▶ [WHAT TO DO]
Beginning with the line where "What does this" appears, retype every remaining line of the data below, both the first and last included.

------------------------------------------------------------------------

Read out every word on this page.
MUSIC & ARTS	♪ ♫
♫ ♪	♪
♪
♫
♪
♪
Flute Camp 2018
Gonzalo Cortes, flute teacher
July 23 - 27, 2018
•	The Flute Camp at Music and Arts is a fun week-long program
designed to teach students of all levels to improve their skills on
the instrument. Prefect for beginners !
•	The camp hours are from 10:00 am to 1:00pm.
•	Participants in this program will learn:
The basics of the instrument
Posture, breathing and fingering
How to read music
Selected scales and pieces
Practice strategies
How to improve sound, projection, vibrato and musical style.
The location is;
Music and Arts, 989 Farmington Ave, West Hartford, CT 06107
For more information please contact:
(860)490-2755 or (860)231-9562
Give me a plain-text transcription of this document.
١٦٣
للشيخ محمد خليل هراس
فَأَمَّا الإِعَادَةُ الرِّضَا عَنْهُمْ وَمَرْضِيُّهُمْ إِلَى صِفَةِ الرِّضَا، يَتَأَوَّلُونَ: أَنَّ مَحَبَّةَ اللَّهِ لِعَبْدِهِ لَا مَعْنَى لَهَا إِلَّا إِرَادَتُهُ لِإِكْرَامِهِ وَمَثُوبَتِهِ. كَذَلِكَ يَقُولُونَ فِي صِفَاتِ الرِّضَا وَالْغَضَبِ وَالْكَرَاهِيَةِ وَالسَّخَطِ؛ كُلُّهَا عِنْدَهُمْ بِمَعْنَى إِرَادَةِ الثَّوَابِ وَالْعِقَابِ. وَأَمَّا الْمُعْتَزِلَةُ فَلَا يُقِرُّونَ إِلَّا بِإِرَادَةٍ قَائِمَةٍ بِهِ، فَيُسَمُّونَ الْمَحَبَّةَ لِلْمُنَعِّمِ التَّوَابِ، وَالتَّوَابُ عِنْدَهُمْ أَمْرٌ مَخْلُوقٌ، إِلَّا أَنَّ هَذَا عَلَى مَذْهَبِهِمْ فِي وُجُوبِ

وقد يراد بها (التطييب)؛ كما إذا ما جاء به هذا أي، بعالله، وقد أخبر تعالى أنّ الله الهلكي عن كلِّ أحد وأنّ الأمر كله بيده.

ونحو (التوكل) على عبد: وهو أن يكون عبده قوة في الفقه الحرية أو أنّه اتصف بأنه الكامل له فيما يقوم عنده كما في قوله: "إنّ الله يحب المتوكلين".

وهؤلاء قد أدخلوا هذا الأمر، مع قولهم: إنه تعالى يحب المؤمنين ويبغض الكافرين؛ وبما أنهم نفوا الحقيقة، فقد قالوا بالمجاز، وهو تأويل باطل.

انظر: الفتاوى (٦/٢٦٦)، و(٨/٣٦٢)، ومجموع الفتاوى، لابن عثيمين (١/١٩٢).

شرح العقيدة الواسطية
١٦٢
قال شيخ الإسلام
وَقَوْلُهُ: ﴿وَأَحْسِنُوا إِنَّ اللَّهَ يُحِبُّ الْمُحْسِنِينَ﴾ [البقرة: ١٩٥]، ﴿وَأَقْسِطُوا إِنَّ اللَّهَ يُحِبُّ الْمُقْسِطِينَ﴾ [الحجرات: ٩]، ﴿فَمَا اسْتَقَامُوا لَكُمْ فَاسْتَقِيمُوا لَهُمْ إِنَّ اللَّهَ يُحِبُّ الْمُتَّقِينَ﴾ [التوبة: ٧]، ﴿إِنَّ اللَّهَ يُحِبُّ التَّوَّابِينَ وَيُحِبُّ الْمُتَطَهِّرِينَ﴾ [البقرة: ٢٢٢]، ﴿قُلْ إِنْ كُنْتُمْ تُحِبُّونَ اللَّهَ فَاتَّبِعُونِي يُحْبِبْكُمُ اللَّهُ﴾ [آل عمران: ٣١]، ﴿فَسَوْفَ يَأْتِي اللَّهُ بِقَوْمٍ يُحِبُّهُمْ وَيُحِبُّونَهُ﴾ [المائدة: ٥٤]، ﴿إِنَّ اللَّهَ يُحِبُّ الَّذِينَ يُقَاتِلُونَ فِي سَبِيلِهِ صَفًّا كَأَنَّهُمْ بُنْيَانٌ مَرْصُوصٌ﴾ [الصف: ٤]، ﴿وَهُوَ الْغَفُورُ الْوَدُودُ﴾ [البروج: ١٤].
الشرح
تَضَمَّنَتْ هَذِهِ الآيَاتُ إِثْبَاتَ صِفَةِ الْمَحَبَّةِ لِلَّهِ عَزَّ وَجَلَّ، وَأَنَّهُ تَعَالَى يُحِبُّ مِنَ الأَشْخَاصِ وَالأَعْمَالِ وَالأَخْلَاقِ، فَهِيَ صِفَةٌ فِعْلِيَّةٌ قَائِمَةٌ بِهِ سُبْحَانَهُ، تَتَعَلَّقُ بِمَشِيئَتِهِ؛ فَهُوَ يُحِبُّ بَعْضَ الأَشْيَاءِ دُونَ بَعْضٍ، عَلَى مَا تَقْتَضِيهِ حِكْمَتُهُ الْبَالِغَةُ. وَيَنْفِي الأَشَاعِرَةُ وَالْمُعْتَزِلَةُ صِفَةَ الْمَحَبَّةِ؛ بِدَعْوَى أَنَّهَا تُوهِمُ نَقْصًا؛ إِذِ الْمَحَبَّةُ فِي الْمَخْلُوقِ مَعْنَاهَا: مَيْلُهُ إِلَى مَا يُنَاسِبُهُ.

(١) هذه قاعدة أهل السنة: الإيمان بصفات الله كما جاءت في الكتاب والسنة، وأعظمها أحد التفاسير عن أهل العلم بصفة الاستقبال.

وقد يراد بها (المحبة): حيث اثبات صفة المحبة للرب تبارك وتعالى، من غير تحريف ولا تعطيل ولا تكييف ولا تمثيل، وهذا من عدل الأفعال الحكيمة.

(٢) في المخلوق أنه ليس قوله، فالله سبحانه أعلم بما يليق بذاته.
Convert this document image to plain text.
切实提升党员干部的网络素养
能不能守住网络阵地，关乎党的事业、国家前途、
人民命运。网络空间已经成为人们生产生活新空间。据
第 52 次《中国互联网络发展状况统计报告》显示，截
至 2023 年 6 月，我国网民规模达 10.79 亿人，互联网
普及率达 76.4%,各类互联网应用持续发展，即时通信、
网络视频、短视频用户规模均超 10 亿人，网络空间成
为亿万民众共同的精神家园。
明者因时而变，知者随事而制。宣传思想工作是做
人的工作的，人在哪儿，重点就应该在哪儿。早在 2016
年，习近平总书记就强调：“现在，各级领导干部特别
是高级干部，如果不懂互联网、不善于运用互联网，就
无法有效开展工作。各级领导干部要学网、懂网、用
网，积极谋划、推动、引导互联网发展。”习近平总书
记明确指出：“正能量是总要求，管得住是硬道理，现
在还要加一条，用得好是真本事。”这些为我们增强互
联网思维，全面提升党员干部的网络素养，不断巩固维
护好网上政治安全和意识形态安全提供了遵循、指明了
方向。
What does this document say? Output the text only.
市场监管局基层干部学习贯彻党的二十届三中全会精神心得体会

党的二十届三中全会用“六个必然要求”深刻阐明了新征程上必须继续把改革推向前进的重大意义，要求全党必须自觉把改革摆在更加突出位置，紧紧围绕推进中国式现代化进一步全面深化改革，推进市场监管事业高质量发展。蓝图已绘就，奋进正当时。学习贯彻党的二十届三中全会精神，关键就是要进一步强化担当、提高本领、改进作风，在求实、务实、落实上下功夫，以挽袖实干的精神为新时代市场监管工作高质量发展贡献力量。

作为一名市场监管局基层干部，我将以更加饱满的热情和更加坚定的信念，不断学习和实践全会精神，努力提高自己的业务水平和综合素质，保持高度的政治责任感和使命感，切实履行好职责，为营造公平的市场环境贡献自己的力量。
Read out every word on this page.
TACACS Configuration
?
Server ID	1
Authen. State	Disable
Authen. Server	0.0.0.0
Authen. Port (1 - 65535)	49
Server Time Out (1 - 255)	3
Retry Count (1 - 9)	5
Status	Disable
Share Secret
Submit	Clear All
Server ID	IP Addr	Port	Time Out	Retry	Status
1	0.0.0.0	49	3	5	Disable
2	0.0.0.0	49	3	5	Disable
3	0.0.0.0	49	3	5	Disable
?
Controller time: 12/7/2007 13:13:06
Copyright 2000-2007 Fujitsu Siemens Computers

------------------------------------------------------------------------

▶ [ANSWER BELOW]
What does this document say? Output the text only.
市场监管局基层干部学习贯彻党的二十届三中全会精神心得体会

党的二十届三中全会用“六个必然要求”深刻阐明了新征程上必须继续把改革推向前进的重大意义，要求全党必须自觉把改革摆在更加突出位置，紧紧围绕推进中国式现代化进一步全面深化改革，推进市场监管事业高质量发展。蓝图已绘就，奋进正当时。学习贯彻党的二十届三中全会精神，关键就是要进一步强化担当、提高本领、改进作风，在求实、务实、落实上下功夫，以挽袖实干的精神为新时代市场监管工作高质量发展贡献力量。

作为一名市场监管局基层干部，我将以更加饱满的热情和更加坚定的信念，不断学习和实践全会精神，努力提高自己的业务水平和综合素质，保持高度的政治责任感和使命感，切实履行好职责，为营造公平的市场环境贡献自己的力量。
Read out every word on this page.
TACACS Configuration
?
Server ID	1
Authen. State	Disable
Authen. Server	0.0.0.0
Authen. Port (1 - 65535)	49
Server Time Out (1 - 255)	3
Retry Count (1 - 9)	5
Status	Disable
Share Secret
Submit	Clear All
Server ID	IP Addr	Port	Time Out	Retry	Status
1	0.0.0.0	49	3	5	Disable
2	0.0.0.0	49	3	5	Disable
3	0.0.0.0	49	3	5	Disable
?
Controller time: 12/7/2007 13:13:06
Copyright 2000-2007 Fujitsu Siemens Computers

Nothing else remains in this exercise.